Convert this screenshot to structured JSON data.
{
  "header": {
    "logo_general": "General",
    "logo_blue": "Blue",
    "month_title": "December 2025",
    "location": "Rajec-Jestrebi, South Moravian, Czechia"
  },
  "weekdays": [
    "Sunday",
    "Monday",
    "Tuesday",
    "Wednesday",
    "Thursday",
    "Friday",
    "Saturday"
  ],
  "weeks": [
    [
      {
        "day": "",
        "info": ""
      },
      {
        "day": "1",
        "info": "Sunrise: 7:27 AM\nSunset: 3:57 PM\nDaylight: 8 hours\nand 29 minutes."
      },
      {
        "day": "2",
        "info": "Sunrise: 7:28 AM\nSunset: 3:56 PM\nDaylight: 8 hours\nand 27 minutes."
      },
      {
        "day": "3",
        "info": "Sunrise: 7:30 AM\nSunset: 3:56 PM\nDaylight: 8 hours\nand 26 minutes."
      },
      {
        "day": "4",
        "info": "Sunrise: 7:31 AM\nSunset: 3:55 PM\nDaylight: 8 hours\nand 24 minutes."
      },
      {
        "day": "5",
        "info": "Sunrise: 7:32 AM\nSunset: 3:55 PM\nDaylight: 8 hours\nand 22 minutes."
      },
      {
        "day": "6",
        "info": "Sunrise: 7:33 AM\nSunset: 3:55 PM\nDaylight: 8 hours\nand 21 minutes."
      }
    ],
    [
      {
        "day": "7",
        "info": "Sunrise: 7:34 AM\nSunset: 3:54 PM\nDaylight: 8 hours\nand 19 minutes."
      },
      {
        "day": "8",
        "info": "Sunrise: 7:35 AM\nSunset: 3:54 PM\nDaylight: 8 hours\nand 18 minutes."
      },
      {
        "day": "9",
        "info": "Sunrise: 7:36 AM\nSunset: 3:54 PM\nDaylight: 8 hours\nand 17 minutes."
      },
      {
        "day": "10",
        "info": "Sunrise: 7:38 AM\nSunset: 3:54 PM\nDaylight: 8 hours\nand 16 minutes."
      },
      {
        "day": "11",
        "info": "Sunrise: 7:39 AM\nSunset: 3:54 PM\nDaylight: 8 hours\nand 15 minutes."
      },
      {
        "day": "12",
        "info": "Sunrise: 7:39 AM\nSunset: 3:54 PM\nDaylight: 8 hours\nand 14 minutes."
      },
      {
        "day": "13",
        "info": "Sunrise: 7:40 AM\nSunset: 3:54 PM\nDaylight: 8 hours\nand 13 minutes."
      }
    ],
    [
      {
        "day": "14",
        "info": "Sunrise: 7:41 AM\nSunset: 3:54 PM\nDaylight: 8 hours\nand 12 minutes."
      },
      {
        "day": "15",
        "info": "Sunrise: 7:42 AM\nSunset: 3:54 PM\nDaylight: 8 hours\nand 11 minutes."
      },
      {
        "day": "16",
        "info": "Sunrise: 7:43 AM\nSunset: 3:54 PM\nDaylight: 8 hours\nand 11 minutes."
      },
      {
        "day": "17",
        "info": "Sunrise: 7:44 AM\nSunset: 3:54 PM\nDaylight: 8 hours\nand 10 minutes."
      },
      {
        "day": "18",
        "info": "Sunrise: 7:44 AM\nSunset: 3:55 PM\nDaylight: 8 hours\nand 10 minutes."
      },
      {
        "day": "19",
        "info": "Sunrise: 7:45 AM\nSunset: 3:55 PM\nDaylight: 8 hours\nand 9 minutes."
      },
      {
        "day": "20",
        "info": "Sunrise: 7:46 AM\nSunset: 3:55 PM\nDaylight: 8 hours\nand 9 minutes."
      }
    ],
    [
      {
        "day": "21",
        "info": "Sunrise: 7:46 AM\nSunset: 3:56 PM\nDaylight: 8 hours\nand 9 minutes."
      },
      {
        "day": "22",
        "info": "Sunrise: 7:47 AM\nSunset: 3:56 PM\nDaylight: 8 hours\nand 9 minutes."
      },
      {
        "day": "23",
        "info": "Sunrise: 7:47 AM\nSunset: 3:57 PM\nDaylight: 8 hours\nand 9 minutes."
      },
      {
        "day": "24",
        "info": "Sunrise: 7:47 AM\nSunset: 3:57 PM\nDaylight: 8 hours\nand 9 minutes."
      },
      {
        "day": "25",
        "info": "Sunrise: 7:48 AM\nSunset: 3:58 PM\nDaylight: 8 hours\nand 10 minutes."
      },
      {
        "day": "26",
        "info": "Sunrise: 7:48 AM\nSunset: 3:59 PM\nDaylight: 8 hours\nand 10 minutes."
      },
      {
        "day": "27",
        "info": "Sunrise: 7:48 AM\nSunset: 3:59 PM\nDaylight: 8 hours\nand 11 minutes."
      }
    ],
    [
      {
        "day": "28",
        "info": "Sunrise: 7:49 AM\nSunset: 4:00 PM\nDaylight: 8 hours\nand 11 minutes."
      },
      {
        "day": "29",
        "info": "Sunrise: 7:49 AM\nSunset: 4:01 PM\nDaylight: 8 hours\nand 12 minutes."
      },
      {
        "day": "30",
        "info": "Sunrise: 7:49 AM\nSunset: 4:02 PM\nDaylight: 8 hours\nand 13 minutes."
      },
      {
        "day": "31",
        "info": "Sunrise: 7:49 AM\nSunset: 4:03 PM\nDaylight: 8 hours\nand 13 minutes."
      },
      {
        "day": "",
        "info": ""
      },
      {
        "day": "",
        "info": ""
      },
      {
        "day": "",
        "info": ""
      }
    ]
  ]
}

**Prompt**
Copy out the whole listing exactly as written.

**Reply**
Convert this screenshot to structured JSON data.
{
  "header": {
    "logo_general": "General",
    "logo_blue": "Blue",
    "month_title": "December 2025",
    "location": "Rajec-Jestrebi, South Moravian, Czechia"
  },
  "weekdays": [
    "Sunday",
    "Monday",
    "Tuesday",
    "Wednesday",
    "Thursday",
    "Friday",
    "Saturday"
  ],
  "weeks": [
    [
      {
        "day": "",
        "info": ""
      },
      {
        "day": "1",
        "info": "Sunrise: 7:27 AM\nSunset: 3:57 PM\nDaylight: 8 hours\nand 29 minutes."
      },
      {
        "day": "2",
        "info": "Sunrise: 7:28 AM\nSunset: 3:56 PM\nDaylight: 8 hours\nand 27 minutes."
      },
      {
        "day": "3",
        "info": "Sunrise: 7:30 AM\nSunset: 3:56 PM\nDaylight: 8 hours\nand 26 minutes."
      },
      {
        "day": "4",
        "info": "Sunrise: 7:31 AM\nSunset: 3:55 PM\nDaylight: 8 hours\nand 24 minutes."
      },
      {
        "day": "5",
        "info": "Sunrise: 7:32 AM\nSunset: 3:55 PM\nDaylight: 8 hours\nand 22 minutes."
      },
      {
        "day": "6",
        "info": "Sunrise: 7:33 AM\nSunset: 3:55 PM\nDaylight: 8 hours\nand 21 minutes."
      }
    ],
    [
      {
        "day": "7",
        "info": "Sunrise: 7:34 AM\nSunset: 3:54 PM\nDaylight: 8 hours\nand 19 minutes."
      },
      {
        "day": "8",
        "info": "Sunrise: 7:35 AM\nSunset: 3:54 PM\nDaylight: 8 hours\nand 18 minutes."
      },
      {
        "day": "9",
        "info": "Sunrise: 7:36 AM\nSunset: 3:54 PM\nDaylight: 8 hours\nand 17 minutes."
      },
      {
        "day": "10",
        "info": "Sunrise: 7:38 AM\nSunset: 3:54 PM\nDaylight: 8 hours\nand 16 minutes."
      },
      {
        "day": "11",
        "info": "Sunrise: 7:39 AM\nSunset: 3:54 PM\nDaylight: 8 hours\nand 15 minutes."
      },
      {
        "day": "12",
        "info": "Sunrise: 7:39 AM\nSunset: 3:54 PM\nDaylight: 8 hours\nand 14 minutes."
      },
      {
        "day": "13",
        "info": "Sunrise: 7:40 AM\nSunset: 3:54 PM\nDaylight: 8 hours\nand 13 minutes."
      }
    ],
    [
      {
        "day": "14",
        "info": "Sunrise: 7:41 AM\nSunset: 3:54 PM\nDaylight: 8 hours\nand 12 minutes."
      },
      {
        "day": "15",
        "info": "Sunrise: 7:42 AM\nSunset: 3:54 PM\nDaylight: 8 hours\nand 11 minutes."
      },
      {
        "day": "16",
        "info": "Sunrise: 7:43 AM\nSunset: 3:54 PM\nDaylight: 8 hours\nand 11 minutes."
      },
      {
        "day": "17",
        "info": "Sunrise: 7:44 AM\nSunset: 3:54 PM\nDaylight: 8 hours\nand 10 minutes."
      },
      {
        "day": "18",
        "info": "Sunrise: 7:44 AM\nSunset: 3:55 PM\nDaylight: 8 hours\nand 10 minutes."
      },
      {
        "day": "19",
        "info": "Sunrise: 7:45 AM\nSunset: 3:55 PM\nDaylight: 8 hours\nand 9 minutes."
      },
      {
        "day": "20",
        "info": "Sunrise: 7:46 AM\nSunset: 3:55 PM\nDaylight: 8 hours\nand 9 minutes."
      }
    ],
    [
      {
        "day": "21",
        "info": "Sunrise: 7:46 AM\nSunset: 3:56 PM\nDaylight: 8 hours\nand 9 minutes."
      },
      {
        "day": "22",
        "info": "Sunrise: 7:47 AM\nSunset: 3:56 PM\nDaylight: 8 hours\nand 9 minutes."
      },
      {
        "day": "23",
        "info": "Sunrise: 7:47 AM\nSunset: 3:57 PM\nDaylight: 8 hours\nand 9 minutes."
      },
      {
        "day": "24",
        "info": "Sunrise: 7:47 AM\nSunset: 3:57 PM\nDaylight: 8 hours\nand 9 minutes."
      },
      {
        "day": "25",
        "info": "Sunrise: 7:48 AM\nSunset: 3:58 PM\nDaylight: 8 hours\nand 10 minutes."
      },
      {
        "day": "26",
        "info": "Sunrise: 7:48 AM\nSunset: 3:59 PM\nDaylight: 8 hours\nand 10 minutes."
      },
      {
        "day": "27",
        "info": "Sunrise: 7:48 AM\nSunset: 3:59 PM\nDaylight: 8 hours\nand 11 minutes."
      }
    ],
    [
      {
        "day": "28",
        "info": "Sunrise: 7:49 AM\nSunset: 4:00 PM\nDaylight: 8 hours\nand 11 minutes."
      },
      {
        "day": "29",
        "info": "Sunrise: 7:49 AM\nSunset: 4:01 PM\nDaylight: 8 hours\nand 12 minutes."
      },
      {
        "day": "30",
        "info": "Sunrise: 7:49 AM\nSunset: 4:02 PM\nDaylight: 8 hours\nand 13 minutes."
      },
      {
        "day": "31",
        "info": "Sunrise: 7:49 AM\nSunset: 4:03 PM\nDaylight: 8 hours\nand 13 minutes."
      },
      {
        "day": "",
        "info": ""
      },
      {
        "day": "",
        "info": ""
      },
      {
        "day": "",
        "info": ""
      }
    ]
  ]
}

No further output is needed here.